Render every line of the listing below as a Markdown table with two columns, Row and Listing line, leaving out any blank lines.
— Start of Records for the task —
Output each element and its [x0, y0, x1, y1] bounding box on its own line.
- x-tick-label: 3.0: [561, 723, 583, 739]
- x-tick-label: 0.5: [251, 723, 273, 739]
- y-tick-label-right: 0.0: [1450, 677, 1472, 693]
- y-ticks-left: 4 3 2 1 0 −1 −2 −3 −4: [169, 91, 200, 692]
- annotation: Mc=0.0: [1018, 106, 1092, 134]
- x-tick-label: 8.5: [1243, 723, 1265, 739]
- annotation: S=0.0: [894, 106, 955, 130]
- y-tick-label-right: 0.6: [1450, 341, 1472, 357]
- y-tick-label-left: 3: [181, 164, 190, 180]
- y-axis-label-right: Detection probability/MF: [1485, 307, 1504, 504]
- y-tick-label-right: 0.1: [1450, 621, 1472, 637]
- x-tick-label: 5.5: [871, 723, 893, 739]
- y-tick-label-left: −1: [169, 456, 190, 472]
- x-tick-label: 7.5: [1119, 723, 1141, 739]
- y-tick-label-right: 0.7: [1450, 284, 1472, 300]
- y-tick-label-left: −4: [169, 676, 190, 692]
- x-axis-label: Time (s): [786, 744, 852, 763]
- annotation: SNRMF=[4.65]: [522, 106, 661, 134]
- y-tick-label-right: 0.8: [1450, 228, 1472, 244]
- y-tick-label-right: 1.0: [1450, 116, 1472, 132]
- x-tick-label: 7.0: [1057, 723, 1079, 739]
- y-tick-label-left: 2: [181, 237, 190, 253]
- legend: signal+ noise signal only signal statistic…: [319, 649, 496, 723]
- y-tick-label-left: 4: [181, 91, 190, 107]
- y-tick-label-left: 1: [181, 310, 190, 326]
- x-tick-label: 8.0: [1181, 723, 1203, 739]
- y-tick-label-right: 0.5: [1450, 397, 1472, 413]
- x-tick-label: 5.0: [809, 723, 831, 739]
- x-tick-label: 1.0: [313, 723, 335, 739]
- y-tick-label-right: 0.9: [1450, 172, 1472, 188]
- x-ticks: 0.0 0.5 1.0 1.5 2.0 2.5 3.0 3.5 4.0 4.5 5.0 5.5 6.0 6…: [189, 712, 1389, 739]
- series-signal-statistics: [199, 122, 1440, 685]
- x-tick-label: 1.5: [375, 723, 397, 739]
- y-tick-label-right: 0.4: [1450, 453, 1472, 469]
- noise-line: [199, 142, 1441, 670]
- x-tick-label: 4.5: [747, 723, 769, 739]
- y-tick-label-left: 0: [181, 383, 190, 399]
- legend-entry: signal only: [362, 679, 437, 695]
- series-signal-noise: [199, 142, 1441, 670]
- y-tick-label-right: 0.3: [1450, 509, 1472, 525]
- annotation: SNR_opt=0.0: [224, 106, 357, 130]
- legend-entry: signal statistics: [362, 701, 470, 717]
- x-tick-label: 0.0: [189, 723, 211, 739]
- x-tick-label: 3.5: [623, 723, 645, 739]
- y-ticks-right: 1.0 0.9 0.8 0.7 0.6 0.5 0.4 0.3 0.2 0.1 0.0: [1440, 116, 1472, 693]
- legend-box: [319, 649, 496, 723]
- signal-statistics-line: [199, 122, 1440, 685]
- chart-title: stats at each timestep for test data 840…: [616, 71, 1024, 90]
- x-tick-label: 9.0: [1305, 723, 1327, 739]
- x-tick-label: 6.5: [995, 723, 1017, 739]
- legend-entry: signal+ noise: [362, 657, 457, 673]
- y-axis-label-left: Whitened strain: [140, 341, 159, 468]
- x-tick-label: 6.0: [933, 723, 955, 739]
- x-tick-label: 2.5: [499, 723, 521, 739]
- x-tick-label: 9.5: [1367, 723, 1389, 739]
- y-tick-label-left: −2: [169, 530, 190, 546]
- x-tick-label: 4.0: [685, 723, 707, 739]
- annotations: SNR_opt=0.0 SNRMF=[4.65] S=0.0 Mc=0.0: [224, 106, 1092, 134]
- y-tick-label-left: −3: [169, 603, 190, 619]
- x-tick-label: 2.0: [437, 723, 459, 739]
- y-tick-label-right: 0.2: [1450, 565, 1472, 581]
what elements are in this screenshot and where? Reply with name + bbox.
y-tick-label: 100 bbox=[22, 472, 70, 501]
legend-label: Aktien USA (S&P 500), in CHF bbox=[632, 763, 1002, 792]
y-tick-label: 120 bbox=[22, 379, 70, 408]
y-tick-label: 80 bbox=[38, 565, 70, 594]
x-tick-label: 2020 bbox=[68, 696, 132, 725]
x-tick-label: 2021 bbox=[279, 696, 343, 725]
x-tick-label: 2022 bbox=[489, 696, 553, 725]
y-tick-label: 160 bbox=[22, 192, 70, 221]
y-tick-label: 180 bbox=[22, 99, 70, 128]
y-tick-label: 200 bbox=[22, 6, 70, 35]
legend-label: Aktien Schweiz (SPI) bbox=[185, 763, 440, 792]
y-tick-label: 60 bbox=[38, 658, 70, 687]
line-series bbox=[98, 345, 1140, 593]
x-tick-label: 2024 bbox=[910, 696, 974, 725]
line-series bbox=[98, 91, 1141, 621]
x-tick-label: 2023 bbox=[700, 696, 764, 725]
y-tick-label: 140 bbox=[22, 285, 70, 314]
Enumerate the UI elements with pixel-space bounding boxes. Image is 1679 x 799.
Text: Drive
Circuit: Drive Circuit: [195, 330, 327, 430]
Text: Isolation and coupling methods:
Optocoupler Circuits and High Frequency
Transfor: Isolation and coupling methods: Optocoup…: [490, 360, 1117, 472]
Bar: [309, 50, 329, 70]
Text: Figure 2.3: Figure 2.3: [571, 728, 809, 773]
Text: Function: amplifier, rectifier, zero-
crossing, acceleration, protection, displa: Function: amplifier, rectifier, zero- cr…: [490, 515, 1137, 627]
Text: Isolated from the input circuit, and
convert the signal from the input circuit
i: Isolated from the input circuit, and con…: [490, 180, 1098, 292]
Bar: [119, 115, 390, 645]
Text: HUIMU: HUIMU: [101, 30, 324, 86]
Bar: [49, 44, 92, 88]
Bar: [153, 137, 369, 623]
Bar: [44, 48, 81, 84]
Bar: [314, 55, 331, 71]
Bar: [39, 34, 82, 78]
— End of Records for the task —
**Completed exercise:**
| Row | Listing line |
|---|---|
| 1 | Output each element and its [x0, y0, x1, y1] bounding box on its own line. |
| 2 | - x-tick-label: 3.0: [561, 723, 583, 739] |
| 3 | - x-tick-label: 0.5: [251, 723, 273, 739] |
| 4 | - y-tick-label-right: 0.0: [1450, 677, 1472, 693] |
| 5 | - y-ticks-left: 4 3 2 1 0 −1 −2 −3 −4: [169, 91, 200, 692] |
| 6 | - annotation: Mc=0.0: [1018, 106, 1092, 134] |
| 7 | - x-tick-label: 8.5: [1243, 723, 1265, 739] |
| 8 | - annotation: S=0.0: [894, 106, 955, 130] |
| 9 | - y-tick-label-right: 0.6: [1450, 341, 1472, 357] |
| 10 | - y-tick-label-left: 3: [181, 164, 190, 180] |
| 11 | - y-axis-label-right: Detection probability/MF: [1485, 307, 1504, 504] |
| 12 | - y-tick-label-right: 0.1: [1450, 621, 1472, 637] |
| 13 | - x-tick-label: 5.5: [871, 723, 893, 739] |
| 14 | - y-tick-label-left: −1: [169, 456, 190, 472] |
| 15 | - x-tick-label: 7.5: [1119, 723, 1141, 739] |
| 16 | - y-tick-label-right: 0.7: [1450, 284, 1472, 300] |
| 17 | - y-tick-label-left: −4: [169, 676, 190, 692] |
| 18 | - x-axis-label: Time (s): [786, 744, 852, 763] |
| 19 | - annotation: SNRMF=[4.65]: [522, 106, 661, 134] |
| 20 | - y-tick-label-right: 0.8: [1450, 228, 1472, 244] |
| 21 | - y-tick-label-right: 1.0: [1450, 116, 1472, 132] |
| 22 | - x-tick-label: 7.0: [1057, 723, 1079, 739] |
| 23 | - y-tick-label-left: 2: [181, 237, 190, 253] |
| 24 | - legend: signal+ noise signal only signal statistic…: [319, 649, 496, 723] |
| 25 | - y-tick-label-left: 4: [181, 91, 190, 107] |
| 26 | - y-tick-label-left: 1: [181, 310, 190, 326] |
| 27 | - x-tick-label: 8.0: [1181, 723, 1203, 739] |
| 28 | - y-tick-label-right: 0.5: [1450, 397, 1472, 413] |
| 29 | - x-tick-label: 5.0: [809, 723, 831, 739] |
| 30 | - x-tick-label: 1.0: [313, 723, 335, 739] |
| 31 | - y-tick-label-right: 0.9: [1450, 172, 1472, 188] |
| 32 | - x-ticks: 0.0 0.5 1.0 1.5 2.0 2.5 3.0 3.5 4.0 4.5 5.0 5.5 6.0 6…: [189, 712, 1389, 739] |
| 33 | - series-signal-statistics: [199, 122, 1440, 685] |
| 34 | - x-tick-label: 1.5: [375, 723, 397, 739] |
| 35 | - y-tick-label-right: 0.4: [1450, 453, 1472, 469] |
| 36 | - noise-line: [199, 142, 1441, 670] |
| 37 | - x-tick-label: 4.5: [747, 723, 769, 739] |
| 38 | - y-tick-label-left: 0: [181, 383, 190, 399] |
| 39 | - legend-entry: signal only: [362, 679, 437, 695] |
| 40 | - series-signal-noise: [199, 142, 1441, 670] |
| 41 | - y-tick-label-right: 0.3: [1450, 509, 1472, 525] |
| 42 | - annotation: SNR_opt=0.0: [224, 106, 357, 130] |
| 43 | - legend-entry: signal statistics: [362, 701, 470, 717] |
| 44 | - x-tick-label: 0.0: [189, 723, 211, 739] |
| 45 | - x-tick-label: 3.5: [623, 723, 645, 739] |
| 46 | - y-ticks-right: 1.0 0.9 0.8 0.7 0.6 0.5 0.4 0.3 0.2 0.1 0.0: [1440, 116, 1472, 693] |
| 47 | - legend-box: [319, 649, 496, 723] |
| 48 | - signal-statistics-line: [199, 122, 1440, 685] |
| 49 | - chart-title: stats at each timestep for test data 840…: [616, 71, 1024, 90] |
| 50 | - x-tick-label: 9.0: [1305, 723, 1327, 739] |
| 51 | - x-tick-label: 6.5: [995, 723, 1017, 739] |
| 52 | - legend-entry: signal+ noise: [362, 657, 457, 673] |
| 53 | - y-axis-label-left: Whitened strain: [140, 341, 159, 468] |
| 54 | - x-tick-label: 6.0: [933, 723, 955, 739] |
| 55 | - x-tick-label: 2.5: [499, 723, 521, 739] |
| 56 | - x-tick-label: 9.5: [1367, 723, 1389, 739] |
| 57 | - y-tick-label-left: −2: [169, 530, 190, 546] |
| 58 | - x-tick-label: 4.0: [685, 723, 707, 739] |
| 59 | - annotations: SNR_opt=0.0 SNRMF=[4.65] S=0.0 Mc=0.0: [224, 106, 1092, 134] |
| 60 | - y-tick-label-left: −3: [169, 603, 190, 619] |
| 61 | - x-tick-label: 2.0: [437, 723, 459, 739] |
| 62 | - y-tick-label-right: 0.2: [1450, 565, 1472, 581] |
| 63 | what elements are in this screenshot and where? Reply with name + bbox. |
| 64 | y-tick-label: 100 bbox=[22, 472, 70, 501] |
| 65 | legend-label: Aktien USA (S&P 500), in CHF bbox=[632, 763, 1002, 792] |
| 66 | y-tick-label: 120 bbox=[22, 379, 70, 408] |
| 67 | y-tick-label: 80 bbox=[38, 565, 70, 594] |
| 68 | x-tick-label: 2020 bbox=[68, 696, 132, 725] |
| 69 | x-tick-label: 2021 bbox=[279, 696, 343, 725] |
| 70 | x-tick-label: 2022 bbox=[489, 696, 553, 725] |
| 71 | y-tick-label: 160 bbox=[22, 192, 70, 221] |
| 72 | y-tick-label: 180 bbox=[22, 99, 70, 128] |
| 73 | y-tick-label: 200 bbox=[22, 6, 70, 35] |
| 74 | legend-label: Aktien Schweiz (SPI) bbox=[185, 763, 440, 792] |
| 75 | y-tick-label: 60 bbox=[38, 658, 70, 687] |
| 76 | line-series bbox=[98, 345, 1140, 593] |
| 77 | x-tick-label: 2024 bbox=[910, 696, 974, 725] |
| 78 | line-series bbox=[98, 91, 1141, 621] |
| 79 | x-tick-label: 2023 bbox=[700, 696, 764, 725] |
| 80 | y-tick-label: 140 bbox=[22, 285, 70, 314] |
| 81 | Enumerate the UI elements with pixel-space bounding boxes. Image is 1679 x 799. |
| 82 | Text: Drive |
| 83 | Circuit: Drive Circuit: [195, 330, 327, 430] |
| 84 | Text: Isolation and coupling methods: |
| 85 | Optocoupler Circuits and High Frequency |
| 86 | Transfor: Isolation and coupling methods: Optocoup…: [490, 360, 1117, 472] |
| 87 | Bar: [309, 50, 329, 70] |
| 88 | Text: Figure 2.3: Figure 2.3: [571, 728, 809, 773] |
| 89 | Text: Function: amplifier, rectifier, zero- |
| 90 | crossing, acceleration, protection, displa: Function: amplifier, rectifier, zero- cr…: [490, 515, 1137, 627] |
| 91 | Text: Isolated from the input circuit, and |
| 92 | convert the signal from the input circuit |
| 93 | i: Isolated from the input circuit, and con…: [490, 180, 1098, 292] |
| 94 | Bar: [119, 115, 390, 645] |
| 95 | Text: HUIMU: HUIMU: [101, 30, 324, 86] |
| 96 | Bar: [49, 44, 92, 88] |
| 97 | Bar: [153, 137, 369, 623] |
| 98 | Bar: [44, 48, 81, 84] |
| 99 | Bar: [314, 55, 331, 71] |
| 100 | Bar: [39, 34, 82, 78] |